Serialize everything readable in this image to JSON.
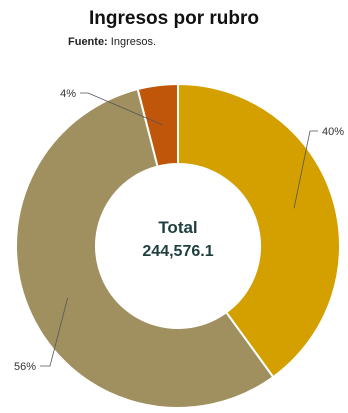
{
  "chart_data": {
    "type": "pie",
    "title": "Ingresos por rubro",
    "source_label": "Fuente:",
    "source_text": "Ingresos.",
    "center_title": "Total",
    "center_value": "244,576.1",
    "slices": [
      {
        "label": "40%",
        "value": 40,
        "color": "#d4a000"
      },
      {
        "label": "56%",
        "value": 56,
        "color": "#a09060"
      },
      {
        "label": "4%",
        "value": 4,
        "color": "#c0560a"
      }
    ]
  }
}
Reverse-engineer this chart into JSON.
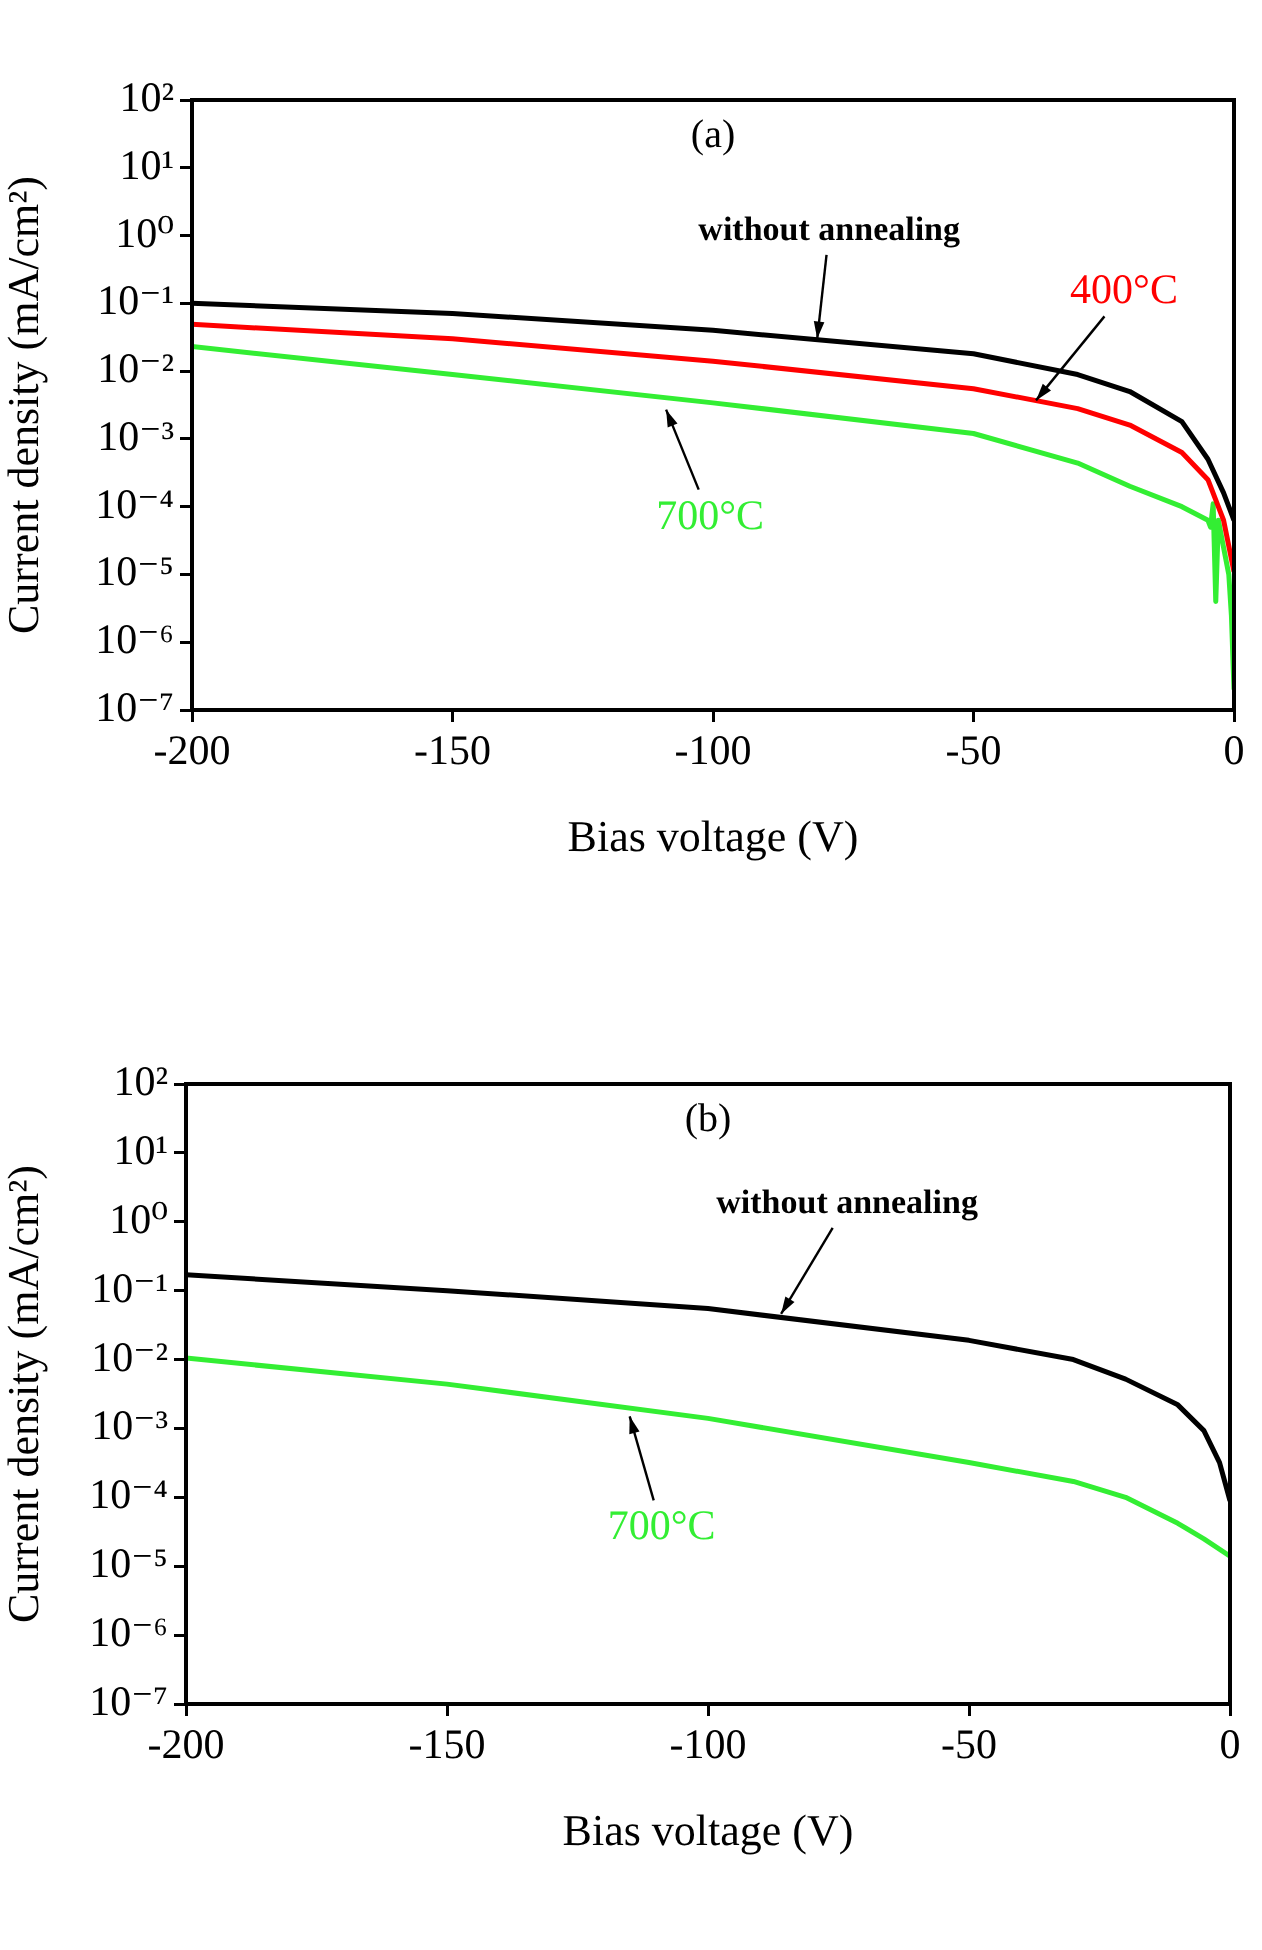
{
  "chart_data": [
    {
      "type": "line",
      "title": "(a)",
      "xlabel": "Bias voltage (V)",
      "ylabel": "Current density (mA/cm²)",
      "log": "y",
      "xlim": [
        -200,
        0
      ],
      "xticks": [
        -200,
        -150,
        -100,
        -50,
        0
      ],
      "ylim": [
        1e-07,
        100
      ],
      "yticks": [
        {
          "value": 1e-07,
          "label": "10⁻⁷"
        },
        {
          "value": 1e-06,
          "label": "10⁻⁶"
        },
        {
          "value": 1e-05,
          "label": "10⁻⁵"
        },
        {
          "value": 0.0001,
          "label": "10⁻⁴"
        },
        {
          "value": 0.001,
          "label": "10⁻³"
        },
        {
          "value": 0.01,
          "label": "10⁻²"
        },
        {
          "value": 0.1,
          "label": "10⁻¹"
        },
        {
          "value": 1,
          "label": "10⁰"
        },
        {
          "value": 10,
          "label": "10¹"
        },
        {
          "value": 100,
          "label": "10²"
        }
      ],
      "grid": false,
      "legend": false,
      "marker": "none",
      "series": [
        {
          "color": "#000000",
          "x": [
            -200,
            -150,
            -100,
            -50,
            -30,
            -20,
            -10,
            -5,
            -2,
            0
          ],
          "values": [
            0.1,
            0.071,
            0.04,
            0.018,
            0.0089,
            0.005,
            0.0018,
            0.0005,
            0.00016,
            6.3e-05
          ]
        },
        {
          "color": "#ff0000",
          "x": [
            -200,
            -150,
            -100,
            -50,
            -30,
            -20,
            -10,
            -5,
            -2,
            0
          ],
          "values": [
            0.049,
            0.03,
            0.014,
            0.0055,
            0.0028,
            0.0016,
            0.00063,
            0.00025,
            6.3e-05,
            1.1e-05
          ]
        },
        {
          "color": "#33ee33",
          "x": [
            -200,
            -150,
            -100,
            -50,
            -30,
            -20,
            -10,
            -5,
            -4.5,
            -4,
            -3.5,
            -3,
            -2,
            -1,
            -0.5,
            0
          ],
          "values": [
            0.023,
            0.0089,
            0.0034,
            0.0012,
            0.00044,
            0.0002,
            0.0001,
            6.3e-05,
            5e-05,
            0.00011,
            4e-06,
            6.3e-05,
            2.5e-05,
            1e-05,
            2.5e-06,
            2e-07
          ]
        }
      ],
      "annotations": [
        {
          "text": "without annealing",
          "x": -80,
          "y": 0.03
        },
        {
          "text": "400°C",
          "x": -38,
          "y": 0.0037
        },
        {
          "text": "700°C",
          "x": -109,
          "y": 0.0027
        }
      ]
    },
    {
      "type": "line",
      "title": "(b)",
      "xlabel": "Bias voltage (V)",
      "ylabel": "Current density (mA/cm²)",
      "log": "y",
      "xlim": [
        -200,
        0
      ],
      "xticks": [
        -200,
        -150,
        -100,
        -50,
        0
      ],
      "ylim": [
        1e-07,
        100
      ],
      "yticks": [
        {
          "value": 1e-07,
          "label": "10⁻⁷"
        },
        {
          "value": 1e-06,
          "label": "10⁻⁶"
        },
        {
          "value": 1e-05,
          "label": "10⁻⁵"
        },
        {
          "value": 0.0001,
          "label": "10⁻⁴"
        },
        {
          "value": 0.001,
          "label": "10⁻³"
        },
        {
          "value": 0.01,
          "label": "10⁻²"
        },
        {
          "value": 0.1,
          "label": "10⁻¹"
        },
        {
          "value": 1,
          "label": "10⁰"
        },
        {
          "value": 10,
          "label": "10¹"
        },
        {
          "value": 100,
          "label": "10²"
        }
      ],
      "grid": false,
      "legend": false,
      "marker": "none",
      "series": [
        {
          "color": "#000000",
          "x": [
            -200,
            -150,
            -100,
            -50,
            -30,
            -20,
            -10,
            -5,
            -2,
            0
          ],
          "values": [
            0.17,
            0.1,
            0.055,
            0.019,
            0.01,
            0.0052,
            0.0022,
            0.00093,
            0.00032,
            8.9e-05
          ]
        },
        {
          "color": "#33ee33",
          "x": [
            -200,
            -150,
            -100,
            -50,
            -30,
            -20,
            -10,
            -5,
            0
          ],
          "values": [
            0.0105,
            0.0044,
            0.0014,
            0.00032,
            0.00017,
            0.0001,
            4.2e-05,
            2.5e-05,
            1.4e-05
          ]
        }
      ],
      "annotations": [
        {
          "text": "without annealing",
          "x": -86,
          "y": 0.046
        },
        {
          "text": "700°C",
          "x": -115,
          "y": 0.0015
        }
      ]
    }
  ]
}
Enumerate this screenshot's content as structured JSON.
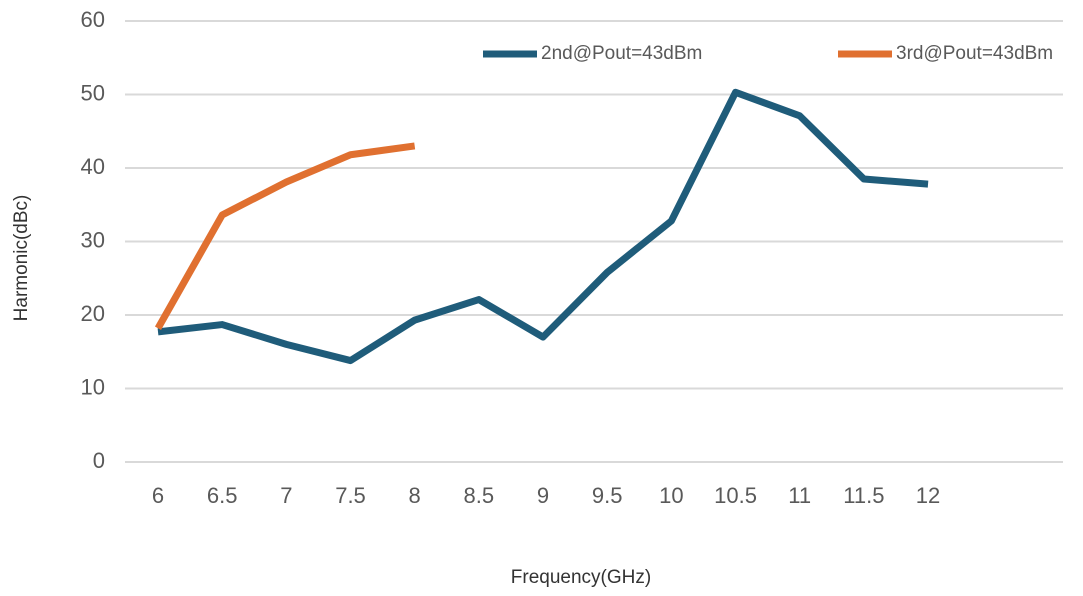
{
  "chart_data": {
    "type": "line",
    "x_label": "Frequency(GHz)",
    "y_label": "Harmonic(dBc)",
    "categories": [
      "6",
      "6.5",
      "7",
      "7.5",
      "8",
      "8.5",
      "9",
      "9.5",
      "10",
      "10.5",
      "11",
      "11.5",
      "12"
    ],
    "series": [
      {
        "name": "2nd@Pout=43dBm",
        "color": "#1f5c7a",
        "values": [
          17.7,
          18.7,
          16,
          13.8,
          19.3,
          22.1,
          17,
          25.8,
          32.8,
          50.3,
          47.1,
          38.5,
          37.8
        ]
      },
      {
        "name": "3rd@Pout=43dBm",
        "color": "#e07030",
        "values": [
          18.2,
          33.6,
          38.1,
          41.8,
          43,
          null,
          null,
          null,
          null,
          null,
          null,
          null,
          null
        ]
      }
    ],
    "ylim": [
      0,
      60
    ],
    "yticks": [
      0,
      10,
      20,
      30,
      40,
      50,
      60
    ],
    "grid": true,
    "legend": "top"
  }
}
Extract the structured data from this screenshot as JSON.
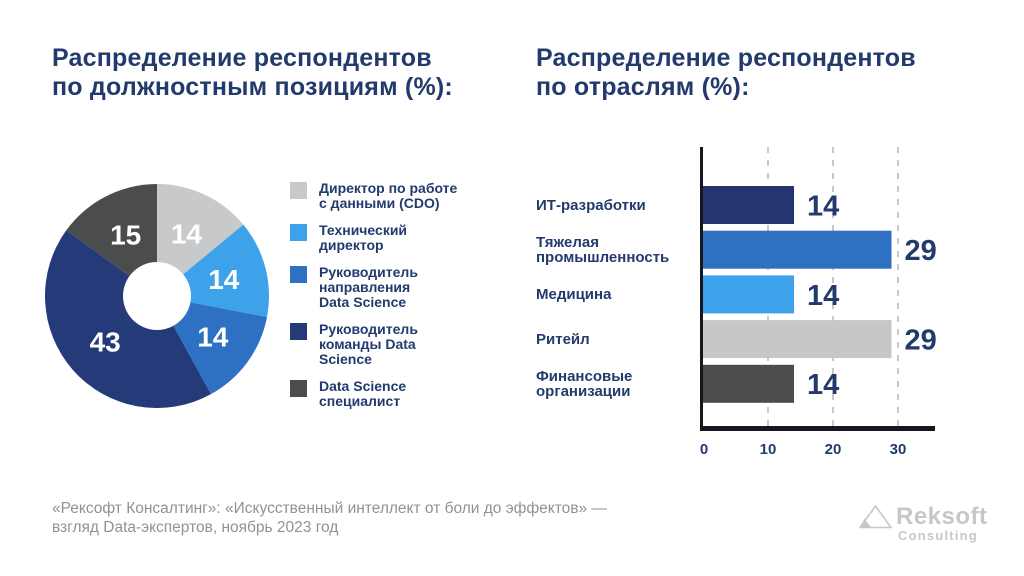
{
  "titles": {
    "left": [
      "Распределение респондентов",
      "по должностным позициям (%):"
    ],
    "right": [
      "Распределение респондентов",
      "по отраслям (%):"
    ]
  },
  "chart_data": [
    {
      "type": "pie",
      "subtype": "donut",
      "title": "Распределение респондентов по должностным позициям (%):",
      "labels": [
        "Директор по работе с данными (CDO)",
        "Технический директор",
        "Руководитель направления Data Science",
        "Руководитель команды Data Science",
        "Data Science специалист"
      ],
      "legend_lines": [
        [
          "Директор по работе",
          "с данными (CDO)"
        ],
        [
          "Технический",
          "директор"
        ],
        [
          "Руководитель",
          "направления",
          "Data Science"
        ],
        [
          "Руководитель",
          "команды Data",
          "Science"
        ],
        [
          "Data Science",
          "специалист"
        ]
      ],
      "values": [
        14,
        14,
        14,
        43,
        15
      ],
      "colors": [
        "#c7c9cb",
        "#3da2ea",
        "#2e70c1",
        "#253a78",
        "#4b4c4e"
      ],
      "value_label_color": "#ffffff",
      "start_angle": "top",
      "direction": "clockwise",
      "legend_position": "right"
    },
    {
      "type": "bar",
      "orientation": "horizontal",
      "title": "Распределение респондентов по отраслям (%):",
      "categories": [
        "ИТ-разработки",
        "Тяжелая промышленность",
        "Медицина",
        "Ритейл",
        "Финансовые организации"
      ],
      "category_lines": [
        [
          "ИТ-разработки"
        ],
        [
          "Тяжелая",
          "промышленность"
        ],
        [
          "Медицина"
        ],
        [
          "Ритейл"
        ],
        [
          "Финансовые",
          "организации"
        ]
      ],
      "values": [
        14,
        29,
        14,
        29,
        14
      ],
      "colors": [
        "#24356f",
        "#2e70c1",
        "#3da2ea",
        "#c5c7c9",
        "#4b4c4e"
      ],
      "xlim": [
        0,
        36
      ],
      "xticks": [
        0,
        10,
        20,
        30
      ],
      "grid": "vertical-dashed",
      "legend_position": "none"
    }
  ],
  "footer": {
    "line1": "«Рексофт Консалтинг»: «Искусственный интеллект от боли до эффектов» —",
    "line2": "взгляд Data-экспертов, ноябрь 2023 год"
  },
  "logo": {
    "name": "Reksoft",
    "subtitle": "Consulting"
  },
  "colors": {
    "navy_text": "#233a6d",
    "axis": "#16161e",
    "gridline": "#c6c8ca",
    "footer_text": "#8f9296",
    "logo_gray": "#c5c8cb"
  }
}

········

Task directions -> Each line that holds the word "промышленность" is to be copied.

The result ->
        "Тяжелая промышленность",
          "промышленность"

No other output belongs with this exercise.